TASK INPUTS >>
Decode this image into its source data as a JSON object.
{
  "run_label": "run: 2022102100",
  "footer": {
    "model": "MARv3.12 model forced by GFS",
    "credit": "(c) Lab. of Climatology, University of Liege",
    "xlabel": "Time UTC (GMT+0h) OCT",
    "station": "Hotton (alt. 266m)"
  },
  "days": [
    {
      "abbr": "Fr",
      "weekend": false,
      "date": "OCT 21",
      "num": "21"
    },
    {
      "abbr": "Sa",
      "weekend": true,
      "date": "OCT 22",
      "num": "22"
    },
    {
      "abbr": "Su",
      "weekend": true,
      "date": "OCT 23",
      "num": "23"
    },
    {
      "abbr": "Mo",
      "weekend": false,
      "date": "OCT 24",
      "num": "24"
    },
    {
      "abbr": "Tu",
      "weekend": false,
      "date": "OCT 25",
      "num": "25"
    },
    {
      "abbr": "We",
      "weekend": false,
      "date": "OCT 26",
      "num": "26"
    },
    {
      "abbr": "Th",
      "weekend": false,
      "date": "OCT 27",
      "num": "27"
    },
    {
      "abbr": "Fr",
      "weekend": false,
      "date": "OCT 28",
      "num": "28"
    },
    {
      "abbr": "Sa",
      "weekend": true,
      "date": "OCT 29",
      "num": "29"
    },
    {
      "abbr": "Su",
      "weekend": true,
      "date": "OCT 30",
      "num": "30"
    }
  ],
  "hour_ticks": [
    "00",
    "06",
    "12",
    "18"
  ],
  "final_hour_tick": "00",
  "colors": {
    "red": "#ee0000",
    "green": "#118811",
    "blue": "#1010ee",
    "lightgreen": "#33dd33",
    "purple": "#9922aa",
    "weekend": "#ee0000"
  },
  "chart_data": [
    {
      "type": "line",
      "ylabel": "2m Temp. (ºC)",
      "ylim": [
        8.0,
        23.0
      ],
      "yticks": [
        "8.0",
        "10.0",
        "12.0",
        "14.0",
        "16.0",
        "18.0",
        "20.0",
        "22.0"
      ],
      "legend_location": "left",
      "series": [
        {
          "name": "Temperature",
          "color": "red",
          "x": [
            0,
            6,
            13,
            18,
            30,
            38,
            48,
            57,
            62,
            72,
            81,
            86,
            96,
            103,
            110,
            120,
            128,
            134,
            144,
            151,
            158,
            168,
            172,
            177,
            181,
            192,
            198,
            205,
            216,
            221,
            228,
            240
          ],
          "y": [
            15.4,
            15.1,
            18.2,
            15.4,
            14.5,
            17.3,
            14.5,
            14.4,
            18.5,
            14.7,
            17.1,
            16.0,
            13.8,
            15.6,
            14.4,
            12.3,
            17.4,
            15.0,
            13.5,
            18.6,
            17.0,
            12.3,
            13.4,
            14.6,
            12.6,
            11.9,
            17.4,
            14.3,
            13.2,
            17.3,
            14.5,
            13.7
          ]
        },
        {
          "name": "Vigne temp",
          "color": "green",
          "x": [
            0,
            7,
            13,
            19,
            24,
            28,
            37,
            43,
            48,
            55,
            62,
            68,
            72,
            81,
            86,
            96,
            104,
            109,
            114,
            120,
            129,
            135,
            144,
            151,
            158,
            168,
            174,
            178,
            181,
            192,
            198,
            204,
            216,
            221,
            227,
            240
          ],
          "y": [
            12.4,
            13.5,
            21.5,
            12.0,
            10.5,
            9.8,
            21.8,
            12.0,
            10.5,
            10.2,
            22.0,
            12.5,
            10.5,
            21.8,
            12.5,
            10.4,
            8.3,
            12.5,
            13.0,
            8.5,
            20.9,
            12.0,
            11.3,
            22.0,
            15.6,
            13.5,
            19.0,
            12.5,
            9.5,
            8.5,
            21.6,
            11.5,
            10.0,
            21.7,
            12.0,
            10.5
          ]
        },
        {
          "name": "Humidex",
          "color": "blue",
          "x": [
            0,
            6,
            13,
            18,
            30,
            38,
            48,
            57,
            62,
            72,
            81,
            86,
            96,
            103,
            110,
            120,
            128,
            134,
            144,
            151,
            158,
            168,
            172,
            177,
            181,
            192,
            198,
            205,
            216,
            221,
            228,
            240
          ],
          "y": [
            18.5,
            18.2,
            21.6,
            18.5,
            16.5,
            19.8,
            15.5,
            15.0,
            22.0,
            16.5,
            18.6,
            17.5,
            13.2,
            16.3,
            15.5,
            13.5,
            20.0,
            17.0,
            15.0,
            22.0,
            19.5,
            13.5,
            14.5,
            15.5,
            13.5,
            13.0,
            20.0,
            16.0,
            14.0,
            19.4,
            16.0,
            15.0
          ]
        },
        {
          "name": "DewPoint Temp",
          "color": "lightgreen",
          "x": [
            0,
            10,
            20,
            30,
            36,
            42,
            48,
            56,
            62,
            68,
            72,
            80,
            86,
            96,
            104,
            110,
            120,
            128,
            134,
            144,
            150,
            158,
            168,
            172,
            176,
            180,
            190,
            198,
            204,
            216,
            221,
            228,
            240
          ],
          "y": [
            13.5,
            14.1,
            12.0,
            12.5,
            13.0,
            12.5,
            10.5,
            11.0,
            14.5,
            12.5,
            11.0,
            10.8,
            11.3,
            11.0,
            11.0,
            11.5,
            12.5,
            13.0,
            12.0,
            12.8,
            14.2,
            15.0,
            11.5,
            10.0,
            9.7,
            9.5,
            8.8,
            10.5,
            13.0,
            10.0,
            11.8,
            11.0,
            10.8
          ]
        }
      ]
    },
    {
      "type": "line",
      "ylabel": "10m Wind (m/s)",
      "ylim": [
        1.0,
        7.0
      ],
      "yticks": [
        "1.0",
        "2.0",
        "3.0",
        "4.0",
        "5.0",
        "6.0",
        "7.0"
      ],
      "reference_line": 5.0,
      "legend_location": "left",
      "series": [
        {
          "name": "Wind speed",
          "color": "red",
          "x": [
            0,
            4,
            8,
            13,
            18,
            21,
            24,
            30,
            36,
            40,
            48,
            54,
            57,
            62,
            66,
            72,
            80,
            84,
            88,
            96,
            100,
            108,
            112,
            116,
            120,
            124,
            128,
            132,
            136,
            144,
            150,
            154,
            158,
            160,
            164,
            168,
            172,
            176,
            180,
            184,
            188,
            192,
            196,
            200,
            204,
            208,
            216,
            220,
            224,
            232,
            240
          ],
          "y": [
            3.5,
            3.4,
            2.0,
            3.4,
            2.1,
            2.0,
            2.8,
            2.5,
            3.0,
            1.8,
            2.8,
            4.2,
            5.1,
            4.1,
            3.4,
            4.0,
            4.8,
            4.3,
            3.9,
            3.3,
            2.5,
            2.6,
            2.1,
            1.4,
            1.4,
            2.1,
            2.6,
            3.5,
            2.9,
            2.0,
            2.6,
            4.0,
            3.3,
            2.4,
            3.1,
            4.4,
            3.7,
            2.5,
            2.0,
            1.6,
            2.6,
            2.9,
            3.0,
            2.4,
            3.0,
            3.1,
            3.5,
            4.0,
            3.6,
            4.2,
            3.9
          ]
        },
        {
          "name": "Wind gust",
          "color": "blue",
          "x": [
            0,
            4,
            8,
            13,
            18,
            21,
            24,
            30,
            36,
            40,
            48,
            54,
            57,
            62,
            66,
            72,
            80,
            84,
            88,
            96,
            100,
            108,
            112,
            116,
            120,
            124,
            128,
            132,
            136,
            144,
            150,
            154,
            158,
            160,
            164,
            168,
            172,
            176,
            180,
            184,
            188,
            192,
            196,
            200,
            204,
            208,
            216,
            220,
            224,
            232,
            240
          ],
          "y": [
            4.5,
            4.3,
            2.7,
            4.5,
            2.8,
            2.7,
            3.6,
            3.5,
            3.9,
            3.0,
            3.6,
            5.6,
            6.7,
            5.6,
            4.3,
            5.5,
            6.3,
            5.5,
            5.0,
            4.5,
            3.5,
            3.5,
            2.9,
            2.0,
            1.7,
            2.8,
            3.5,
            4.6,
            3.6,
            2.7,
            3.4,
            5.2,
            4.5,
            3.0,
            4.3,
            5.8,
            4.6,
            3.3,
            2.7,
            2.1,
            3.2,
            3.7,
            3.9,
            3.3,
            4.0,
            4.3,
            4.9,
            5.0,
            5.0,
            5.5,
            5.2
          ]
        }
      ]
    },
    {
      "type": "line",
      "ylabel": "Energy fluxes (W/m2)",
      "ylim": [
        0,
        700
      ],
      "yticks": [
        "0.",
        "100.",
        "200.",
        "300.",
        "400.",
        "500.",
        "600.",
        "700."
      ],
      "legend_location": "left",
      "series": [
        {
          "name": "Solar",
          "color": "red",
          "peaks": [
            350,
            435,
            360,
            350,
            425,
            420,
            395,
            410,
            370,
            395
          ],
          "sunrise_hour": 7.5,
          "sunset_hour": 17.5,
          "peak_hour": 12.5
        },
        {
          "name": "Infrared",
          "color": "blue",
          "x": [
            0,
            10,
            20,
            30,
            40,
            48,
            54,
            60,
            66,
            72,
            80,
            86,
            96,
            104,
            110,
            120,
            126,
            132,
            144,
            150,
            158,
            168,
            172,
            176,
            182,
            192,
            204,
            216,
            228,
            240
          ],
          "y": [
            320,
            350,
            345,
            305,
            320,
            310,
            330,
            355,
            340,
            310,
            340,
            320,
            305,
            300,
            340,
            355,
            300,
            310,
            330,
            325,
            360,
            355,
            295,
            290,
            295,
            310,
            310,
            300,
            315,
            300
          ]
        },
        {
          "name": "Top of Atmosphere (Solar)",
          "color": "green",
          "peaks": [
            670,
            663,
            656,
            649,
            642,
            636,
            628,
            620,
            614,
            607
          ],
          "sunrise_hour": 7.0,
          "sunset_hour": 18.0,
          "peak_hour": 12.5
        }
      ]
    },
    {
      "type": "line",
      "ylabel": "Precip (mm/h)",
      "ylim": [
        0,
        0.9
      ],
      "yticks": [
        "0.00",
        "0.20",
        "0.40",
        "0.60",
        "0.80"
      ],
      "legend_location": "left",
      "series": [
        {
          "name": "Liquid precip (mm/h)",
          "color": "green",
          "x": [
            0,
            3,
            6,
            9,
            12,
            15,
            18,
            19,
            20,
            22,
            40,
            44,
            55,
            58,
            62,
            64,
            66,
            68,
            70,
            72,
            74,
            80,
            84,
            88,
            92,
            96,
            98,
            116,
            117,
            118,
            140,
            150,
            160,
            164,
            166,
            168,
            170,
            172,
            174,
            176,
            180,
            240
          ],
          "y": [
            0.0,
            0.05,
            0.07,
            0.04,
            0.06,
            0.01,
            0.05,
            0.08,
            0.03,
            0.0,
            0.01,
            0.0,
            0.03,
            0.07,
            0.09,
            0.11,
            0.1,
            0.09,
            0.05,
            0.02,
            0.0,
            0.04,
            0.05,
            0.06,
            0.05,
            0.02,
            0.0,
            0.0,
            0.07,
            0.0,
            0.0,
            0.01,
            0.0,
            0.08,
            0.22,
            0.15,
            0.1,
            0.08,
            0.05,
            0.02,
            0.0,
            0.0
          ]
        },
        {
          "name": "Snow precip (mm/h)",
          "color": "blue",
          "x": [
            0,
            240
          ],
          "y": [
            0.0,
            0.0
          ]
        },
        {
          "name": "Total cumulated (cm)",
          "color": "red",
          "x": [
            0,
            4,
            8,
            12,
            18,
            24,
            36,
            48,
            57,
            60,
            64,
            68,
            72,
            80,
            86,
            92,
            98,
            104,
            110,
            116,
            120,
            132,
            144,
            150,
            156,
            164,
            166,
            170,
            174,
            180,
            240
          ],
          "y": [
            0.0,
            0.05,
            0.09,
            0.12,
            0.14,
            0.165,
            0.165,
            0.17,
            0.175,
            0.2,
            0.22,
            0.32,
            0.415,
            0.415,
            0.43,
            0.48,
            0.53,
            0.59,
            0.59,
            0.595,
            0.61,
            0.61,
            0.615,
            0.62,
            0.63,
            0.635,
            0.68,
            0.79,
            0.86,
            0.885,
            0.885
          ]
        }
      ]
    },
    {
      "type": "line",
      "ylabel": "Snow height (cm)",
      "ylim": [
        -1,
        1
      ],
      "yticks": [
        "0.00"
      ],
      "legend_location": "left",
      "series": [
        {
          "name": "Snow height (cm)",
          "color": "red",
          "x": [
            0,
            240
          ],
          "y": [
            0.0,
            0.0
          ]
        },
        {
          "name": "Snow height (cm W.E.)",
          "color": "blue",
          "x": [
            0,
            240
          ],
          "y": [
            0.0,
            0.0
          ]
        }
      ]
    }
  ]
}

WORK REQUIRED >>
From the records above, work out how many lines contain the string "height". Give only the number.

WRITTEN REPLY >>
3